- **Direction**
Reproduce the listing that follows with no differences at all.

++++ Material for the task ++++

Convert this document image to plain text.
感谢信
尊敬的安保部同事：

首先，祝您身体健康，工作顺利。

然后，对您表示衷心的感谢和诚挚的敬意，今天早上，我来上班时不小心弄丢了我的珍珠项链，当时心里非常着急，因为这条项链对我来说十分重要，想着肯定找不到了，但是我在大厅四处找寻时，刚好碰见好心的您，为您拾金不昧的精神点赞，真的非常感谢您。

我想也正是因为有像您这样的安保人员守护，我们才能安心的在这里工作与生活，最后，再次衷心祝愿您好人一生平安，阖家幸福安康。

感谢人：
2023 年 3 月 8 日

++++

- **Solution for this problem**
Convert this document image to plain text.
感谢信
尊敬的安保部同事：

首先，祝您身体健康，工作顺利。

然后，对您表示衷心的感谢和诚挚的敬意，今天早上，我来上班时不小心弄丢了我的珍珠项链，当时心里非常着急，因为这条项链对我来说十分重要，想着肯定找不到了，但是我在大厅四处找寻时，刚好碰见好心的您，为您拾金不昧的精神点赞，真的非常感谢您。

我想也正是因为有像您这样的安保人员守护，我们才能安心的在这里工作与生活，最后，再次衷心祝愿您好人一生平安，阖家幸福安康。

感谢人：
2023 年 3 月 8 日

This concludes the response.